--- Start Input rows ---

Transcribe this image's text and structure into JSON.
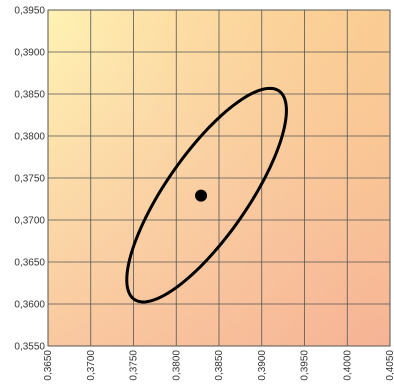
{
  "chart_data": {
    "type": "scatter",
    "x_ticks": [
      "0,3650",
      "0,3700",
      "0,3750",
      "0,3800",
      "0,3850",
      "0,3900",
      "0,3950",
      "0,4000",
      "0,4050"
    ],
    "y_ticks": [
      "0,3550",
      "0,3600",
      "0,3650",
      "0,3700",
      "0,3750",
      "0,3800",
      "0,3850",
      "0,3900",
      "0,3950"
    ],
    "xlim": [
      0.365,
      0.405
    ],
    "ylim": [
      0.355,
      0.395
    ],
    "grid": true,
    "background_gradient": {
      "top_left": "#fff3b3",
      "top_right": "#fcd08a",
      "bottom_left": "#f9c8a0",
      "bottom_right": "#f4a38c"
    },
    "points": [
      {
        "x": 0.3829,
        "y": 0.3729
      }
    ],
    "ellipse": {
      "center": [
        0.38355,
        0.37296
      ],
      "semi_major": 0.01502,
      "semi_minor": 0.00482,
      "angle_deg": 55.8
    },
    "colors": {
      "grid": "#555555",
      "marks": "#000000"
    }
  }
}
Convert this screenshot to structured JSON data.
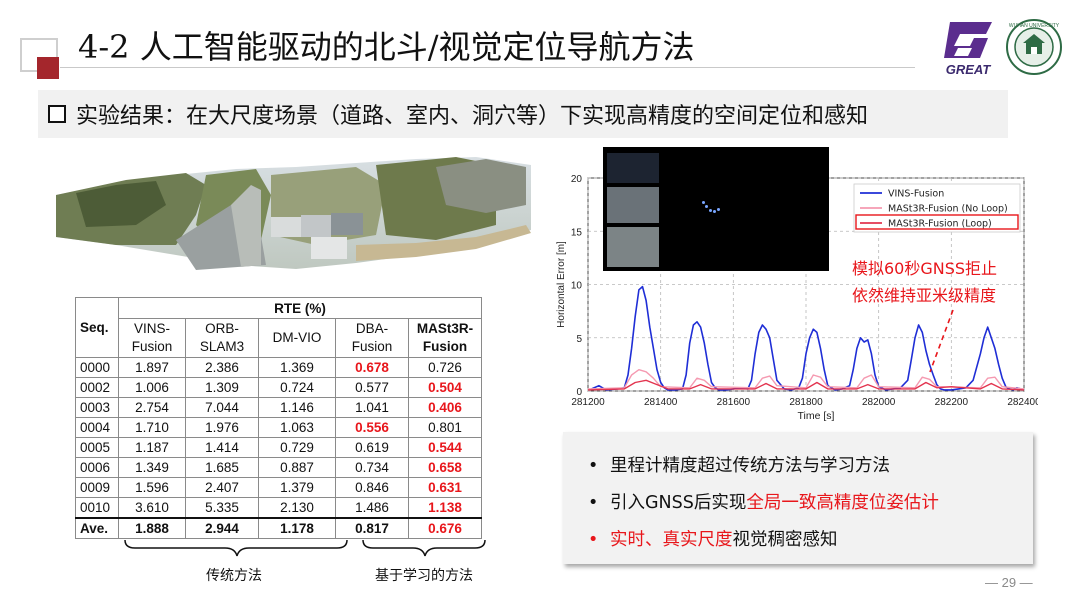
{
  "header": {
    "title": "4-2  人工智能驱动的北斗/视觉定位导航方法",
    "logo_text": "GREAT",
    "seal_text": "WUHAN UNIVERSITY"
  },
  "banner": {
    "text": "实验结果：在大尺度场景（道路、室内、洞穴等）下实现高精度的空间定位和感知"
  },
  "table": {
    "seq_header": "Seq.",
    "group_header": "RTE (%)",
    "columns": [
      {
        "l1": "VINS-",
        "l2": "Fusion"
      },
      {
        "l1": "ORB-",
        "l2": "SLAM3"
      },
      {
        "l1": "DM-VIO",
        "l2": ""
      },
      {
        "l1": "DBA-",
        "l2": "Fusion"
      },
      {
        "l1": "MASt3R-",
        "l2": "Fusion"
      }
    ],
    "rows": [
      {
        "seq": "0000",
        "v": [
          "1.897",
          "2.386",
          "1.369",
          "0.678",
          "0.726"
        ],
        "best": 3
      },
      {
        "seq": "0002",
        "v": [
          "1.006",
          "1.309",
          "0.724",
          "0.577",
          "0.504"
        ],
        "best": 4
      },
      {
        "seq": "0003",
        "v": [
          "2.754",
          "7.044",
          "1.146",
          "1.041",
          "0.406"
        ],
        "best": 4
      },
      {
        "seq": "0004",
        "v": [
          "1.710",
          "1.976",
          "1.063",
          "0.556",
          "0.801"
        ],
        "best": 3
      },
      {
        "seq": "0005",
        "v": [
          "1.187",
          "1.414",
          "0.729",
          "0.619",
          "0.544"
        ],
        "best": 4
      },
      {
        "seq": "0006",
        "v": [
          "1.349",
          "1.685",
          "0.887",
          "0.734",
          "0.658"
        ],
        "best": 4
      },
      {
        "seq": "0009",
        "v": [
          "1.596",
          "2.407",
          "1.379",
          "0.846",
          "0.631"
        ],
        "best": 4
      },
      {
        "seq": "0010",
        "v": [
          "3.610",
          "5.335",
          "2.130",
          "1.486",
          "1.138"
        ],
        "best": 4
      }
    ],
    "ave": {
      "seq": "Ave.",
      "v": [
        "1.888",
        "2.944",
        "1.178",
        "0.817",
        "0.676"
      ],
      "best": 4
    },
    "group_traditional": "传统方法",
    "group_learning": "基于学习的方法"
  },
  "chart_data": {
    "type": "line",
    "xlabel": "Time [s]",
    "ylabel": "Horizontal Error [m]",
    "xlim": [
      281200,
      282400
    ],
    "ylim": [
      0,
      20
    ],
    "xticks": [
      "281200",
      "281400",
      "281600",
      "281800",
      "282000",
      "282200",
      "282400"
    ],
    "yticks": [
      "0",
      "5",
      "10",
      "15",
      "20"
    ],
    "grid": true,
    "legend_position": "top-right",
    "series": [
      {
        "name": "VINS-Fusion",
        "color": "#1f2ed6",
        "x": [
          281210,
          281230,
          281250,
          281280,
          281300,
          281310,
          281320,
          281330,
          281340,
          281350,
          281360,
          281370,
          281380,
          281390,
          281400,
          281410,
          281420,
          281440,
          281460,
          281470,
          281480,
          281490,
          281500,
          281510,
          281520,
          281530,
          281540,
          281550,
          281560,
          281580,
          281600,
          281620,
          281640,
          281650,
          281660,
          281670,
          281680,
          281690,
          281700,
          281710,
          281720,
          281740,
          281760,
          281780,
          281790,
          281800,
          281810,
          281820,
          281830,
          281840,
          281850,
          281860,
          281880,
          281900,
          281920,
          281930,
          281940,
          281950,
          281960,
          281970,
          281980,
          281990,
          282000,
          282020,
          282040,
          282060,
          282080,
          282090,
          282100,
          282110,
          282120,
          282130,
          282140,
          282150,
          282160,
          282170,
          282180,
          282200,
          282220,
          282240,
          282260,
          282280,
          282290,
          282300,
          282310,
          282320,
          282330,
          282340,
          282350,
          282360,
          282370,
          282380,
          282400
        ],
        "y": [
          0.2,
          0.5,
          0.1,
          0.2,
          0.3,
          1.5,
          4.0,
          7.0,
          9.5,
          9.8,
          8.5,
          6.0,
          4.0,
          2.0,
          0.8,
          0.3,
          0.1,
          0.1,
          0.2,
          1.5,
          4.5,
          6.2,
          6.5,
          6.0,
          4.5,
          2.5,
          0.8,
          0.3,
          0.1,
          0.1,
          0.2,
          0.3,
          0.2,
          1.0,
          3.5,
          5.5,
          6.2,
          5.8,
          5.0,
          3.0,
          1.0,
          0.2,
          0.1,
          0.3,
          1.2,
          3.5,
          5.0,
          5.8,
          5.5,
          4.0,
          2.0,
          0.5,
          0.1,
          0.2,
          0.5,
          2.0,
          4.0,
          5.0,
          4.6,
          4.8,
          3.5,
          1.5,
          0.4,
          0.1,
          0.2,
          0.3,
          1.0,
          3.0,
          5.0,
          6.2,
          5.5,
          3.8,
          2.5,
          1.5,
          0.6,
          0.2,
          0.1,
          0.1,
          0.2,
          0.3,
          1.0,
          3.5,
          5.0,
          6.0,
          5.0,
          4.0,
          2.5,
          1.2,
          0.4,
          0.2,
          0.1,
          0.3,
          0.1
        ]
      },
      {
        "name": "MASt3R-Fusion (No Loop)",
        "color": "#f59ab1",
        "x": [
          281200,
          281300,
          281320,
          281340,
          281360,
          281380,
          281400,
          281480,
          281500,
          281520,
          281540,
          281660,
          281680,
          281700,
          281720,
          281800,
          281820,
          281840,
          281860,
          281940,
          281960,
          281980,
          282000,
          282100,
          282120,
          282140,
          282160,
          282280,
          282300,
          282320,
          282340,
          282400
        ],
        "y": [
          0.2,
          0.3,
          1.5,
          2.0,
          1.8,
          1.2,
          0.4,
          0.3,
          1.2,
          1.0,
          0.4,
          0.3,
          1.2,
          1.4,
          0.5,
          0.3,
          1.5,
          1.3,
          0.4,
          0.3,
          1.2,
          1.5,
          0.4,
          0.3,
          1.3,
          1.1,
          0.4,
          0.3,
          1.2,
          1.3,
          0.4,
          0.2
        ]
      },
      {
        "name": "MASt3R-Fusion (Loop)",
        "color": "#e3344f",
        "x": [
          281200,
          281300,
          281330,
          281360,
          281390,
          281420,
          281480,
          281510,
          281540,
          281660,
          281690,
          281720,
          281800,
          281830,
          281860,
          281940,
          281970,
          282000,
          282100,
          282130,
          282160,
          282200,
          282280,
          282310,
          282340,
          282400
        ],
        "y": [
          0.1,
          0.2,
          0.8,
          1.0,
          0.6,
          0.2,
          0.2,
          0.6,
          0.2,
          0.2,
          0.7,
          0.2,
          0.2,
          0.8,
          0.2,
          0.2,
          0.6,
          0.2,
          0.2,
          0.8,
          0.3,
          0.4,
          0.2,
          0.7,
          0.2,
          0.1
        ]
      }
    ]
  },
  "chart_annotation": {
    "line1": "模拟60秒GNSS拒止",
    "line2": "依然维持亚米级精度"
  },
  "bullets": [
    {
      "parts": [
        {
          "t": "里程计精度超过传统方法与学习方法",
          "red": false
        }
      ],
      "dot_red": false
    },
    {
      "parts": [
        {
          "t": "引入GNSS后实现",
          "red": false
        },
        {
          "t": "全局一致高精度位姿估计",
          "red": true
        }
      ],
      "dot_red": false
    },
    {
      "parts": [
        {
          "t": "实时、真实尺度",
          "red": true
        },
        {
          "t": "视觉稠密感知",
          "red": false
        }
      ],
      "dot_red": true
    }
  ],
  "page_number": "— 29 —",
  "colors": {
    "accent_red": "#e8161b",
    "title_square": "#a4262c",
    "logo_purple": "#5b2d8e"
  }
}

--- End Input rows ---
--- Start Input rows ---

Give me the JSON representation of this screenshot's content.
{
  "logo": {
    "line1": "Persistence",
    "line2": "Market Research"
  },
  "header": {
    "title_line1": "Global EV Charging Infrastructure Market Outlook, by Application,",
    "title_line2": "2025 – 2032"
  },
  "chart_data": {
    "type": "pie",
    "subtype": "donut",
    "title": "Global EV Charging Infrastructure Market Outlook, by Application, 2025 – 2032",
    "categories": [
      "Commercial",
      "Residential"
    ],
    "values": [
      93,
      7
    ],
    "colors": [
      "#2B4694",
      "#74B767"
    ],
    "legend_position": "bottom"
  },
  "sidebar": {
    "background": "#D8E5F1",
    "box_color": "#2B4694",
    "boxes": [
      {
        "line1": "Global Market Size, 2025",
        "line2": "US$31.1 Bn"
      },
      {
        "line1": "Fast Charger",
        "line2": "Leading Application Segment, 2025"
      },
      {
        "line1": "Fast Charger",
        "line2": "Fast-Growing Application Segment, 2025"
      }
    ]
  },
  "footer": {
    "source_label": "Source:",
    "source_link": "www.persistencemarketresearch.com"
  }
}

--- End Input rows ---
--- Start Input rows ---

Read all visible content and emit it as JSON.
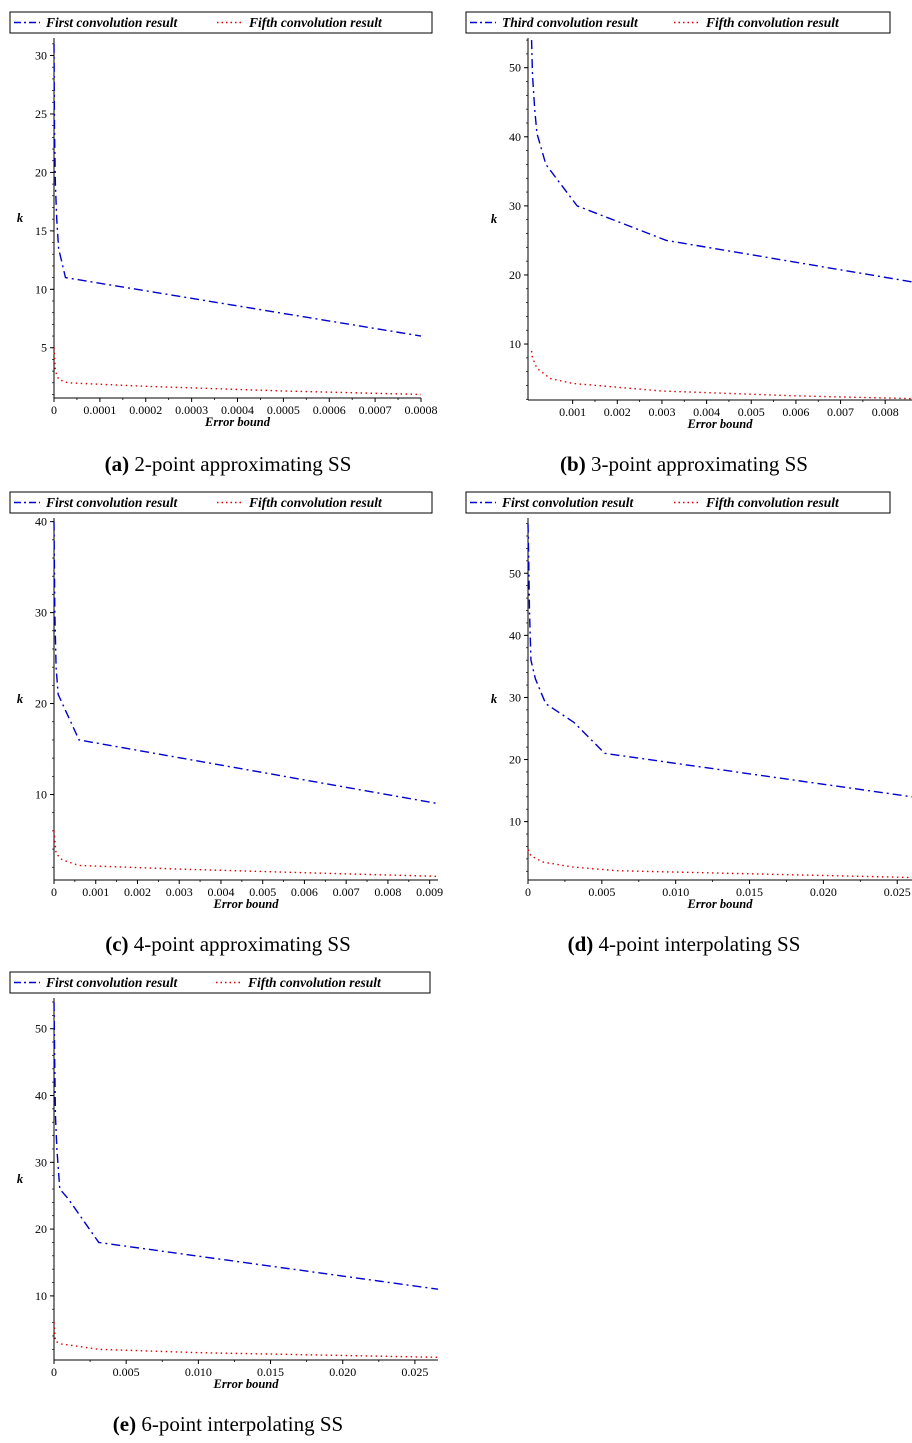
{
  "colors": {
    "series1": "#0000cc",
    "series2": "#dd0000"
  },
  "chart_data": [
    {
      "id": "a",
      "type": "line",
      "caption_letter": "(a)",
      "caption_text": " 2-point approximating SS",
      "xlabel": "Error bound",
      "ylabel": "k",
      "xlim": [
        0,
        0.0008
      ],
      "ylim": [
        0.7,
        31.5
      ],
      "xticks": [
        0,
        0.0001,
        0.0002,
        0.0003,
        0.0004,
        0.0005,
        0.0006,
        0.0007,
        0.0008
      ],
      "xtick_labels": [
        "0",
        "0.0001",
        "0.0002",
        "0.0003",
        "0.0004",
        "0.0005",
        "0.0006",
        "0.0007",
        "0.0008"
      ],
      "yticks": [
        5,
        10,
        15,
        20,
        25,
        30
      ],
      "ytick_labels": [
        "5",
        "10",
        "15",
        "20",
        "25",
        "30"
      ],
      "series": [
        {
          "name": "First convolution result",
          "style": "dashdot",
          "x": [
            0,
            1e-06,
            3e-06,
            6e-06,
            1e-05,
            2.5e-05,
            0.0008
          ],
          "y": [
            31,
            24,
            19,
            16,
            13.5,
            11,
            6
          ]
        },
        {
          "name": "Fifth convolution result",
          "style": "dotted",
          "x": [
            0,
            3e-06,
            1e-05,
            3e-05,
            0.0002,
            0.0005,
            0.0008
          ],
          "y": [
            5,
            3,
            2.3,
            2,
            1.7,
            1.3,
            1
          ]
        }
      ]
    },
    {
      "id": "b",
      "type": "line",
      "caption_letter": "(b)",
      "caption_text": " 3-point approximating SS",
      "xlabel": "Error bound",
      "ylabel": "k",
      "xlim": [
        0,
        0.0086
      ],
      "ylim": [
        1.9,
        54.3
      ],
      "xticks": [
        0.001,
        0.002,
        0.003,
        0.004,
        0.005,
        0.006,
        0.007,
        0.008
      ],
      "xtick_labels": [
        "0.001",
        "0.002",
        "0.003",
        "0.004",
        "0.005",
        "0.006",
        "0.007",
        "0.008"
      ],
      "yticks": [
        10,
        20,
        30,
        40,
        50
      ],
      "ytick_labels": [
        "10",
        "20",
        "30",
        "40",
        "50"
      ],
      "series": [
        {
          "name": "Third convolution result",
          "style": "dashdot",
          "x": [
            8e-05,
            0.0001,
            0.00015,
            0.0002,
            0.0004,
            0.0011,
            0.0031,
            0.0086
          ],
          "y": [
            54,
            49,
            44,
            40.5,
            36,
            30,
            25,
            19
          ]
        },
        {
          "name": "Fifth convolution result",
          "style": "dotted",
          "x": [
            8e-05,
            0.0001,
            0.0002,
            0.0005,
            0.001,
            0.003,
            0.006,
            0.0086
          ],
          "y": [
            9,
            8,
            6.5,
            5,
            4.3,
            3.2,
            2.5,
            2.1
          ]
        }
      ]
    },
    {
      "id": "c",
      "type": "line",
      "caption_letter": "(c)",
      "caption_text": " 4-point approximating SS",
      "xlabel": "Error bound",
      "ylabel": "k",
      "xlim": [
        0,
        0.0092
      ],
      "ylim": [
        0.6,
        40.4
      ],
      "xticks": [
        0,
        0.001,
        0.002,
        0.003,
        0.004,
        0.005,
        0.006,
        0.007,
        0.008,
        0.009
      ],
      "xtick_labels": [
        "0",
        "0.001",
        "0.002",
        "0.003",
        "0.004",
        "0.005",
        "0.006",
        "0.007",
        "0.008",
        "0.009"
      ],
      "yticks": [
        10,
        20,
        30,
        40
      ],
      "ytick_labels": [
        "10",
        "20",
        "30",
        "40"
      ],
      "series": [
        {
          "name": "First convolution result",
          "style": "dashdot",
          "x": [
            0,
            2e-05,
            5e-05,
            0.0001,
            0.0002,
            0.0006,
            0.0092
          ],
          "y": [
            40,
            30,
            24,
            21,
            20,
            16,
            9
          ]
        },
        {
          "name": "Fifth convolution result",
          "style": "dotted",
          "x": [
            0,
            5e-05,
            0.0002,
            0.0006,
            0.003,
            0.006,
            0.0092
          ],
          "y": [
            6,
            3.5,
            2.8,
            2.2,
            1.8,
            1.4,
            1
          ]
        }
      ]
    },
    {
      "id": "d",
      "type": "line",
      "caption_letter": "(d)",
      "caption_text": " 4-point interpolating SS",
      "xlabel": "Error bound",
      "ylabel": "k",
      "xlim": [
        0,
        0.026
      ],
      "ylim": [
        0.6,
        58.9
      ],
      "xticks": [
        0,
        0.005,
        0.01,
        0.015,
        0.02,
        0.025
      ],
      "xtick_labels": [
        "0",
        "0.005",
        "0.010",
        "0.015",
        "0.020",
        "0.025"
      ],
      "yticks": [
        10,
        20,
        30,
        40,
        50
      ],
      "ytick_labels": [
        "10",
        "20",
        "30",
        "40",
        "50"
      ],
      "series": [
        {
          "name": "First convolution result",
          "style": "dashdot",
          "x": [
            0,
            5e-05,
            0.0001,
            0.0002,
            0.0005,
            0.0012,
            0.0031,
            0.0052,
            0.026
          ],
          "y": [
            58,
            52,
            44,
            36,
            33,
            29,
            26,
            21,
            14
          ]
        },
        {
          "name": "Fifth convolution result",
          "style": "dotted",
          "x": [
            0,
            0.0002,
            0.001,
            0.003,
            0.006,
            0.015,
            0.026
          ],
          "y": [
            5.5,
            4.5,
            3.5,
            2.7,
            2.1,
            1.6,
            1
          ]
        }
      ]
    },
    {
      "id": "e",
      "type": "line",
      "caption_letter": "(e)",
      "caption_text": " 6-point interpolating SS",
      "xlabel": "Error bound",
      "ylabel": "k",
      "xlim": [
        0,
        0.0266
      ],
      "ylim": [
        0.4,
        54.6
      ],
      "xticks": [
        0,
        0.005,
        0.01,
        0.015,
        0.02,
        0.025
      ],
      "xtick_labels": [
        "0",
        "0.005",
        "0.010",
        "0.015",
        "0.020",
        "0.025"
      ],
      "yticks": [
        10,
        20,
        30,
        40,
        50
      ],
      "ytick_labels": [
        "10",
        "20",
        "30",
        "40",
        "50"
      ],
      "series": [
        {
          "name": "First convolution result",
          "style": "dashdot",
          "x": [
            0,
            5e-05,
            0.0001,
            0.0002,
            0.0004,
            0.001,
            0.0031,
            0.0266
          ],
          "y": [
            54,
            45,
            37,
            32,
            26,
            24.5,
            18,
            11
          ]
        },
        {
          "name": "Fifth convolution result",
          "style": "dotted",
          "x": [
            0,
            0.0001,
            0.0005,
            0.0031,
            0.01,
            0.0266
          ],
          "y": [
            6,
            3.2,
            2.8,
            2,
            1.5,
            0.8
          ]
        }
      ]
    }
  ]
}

--- End Input rows ---

**Directions for this task**
Identify the lines that contain the string "Charging", and copy every one of them.

**Output for this exercise**
    "title_line1": "Global EV Charging Infrastructure Market Outlook, by Application,",
    "title": "Global EV Charging Infrastructure Market Outlook, by Application, 2025 – 2032",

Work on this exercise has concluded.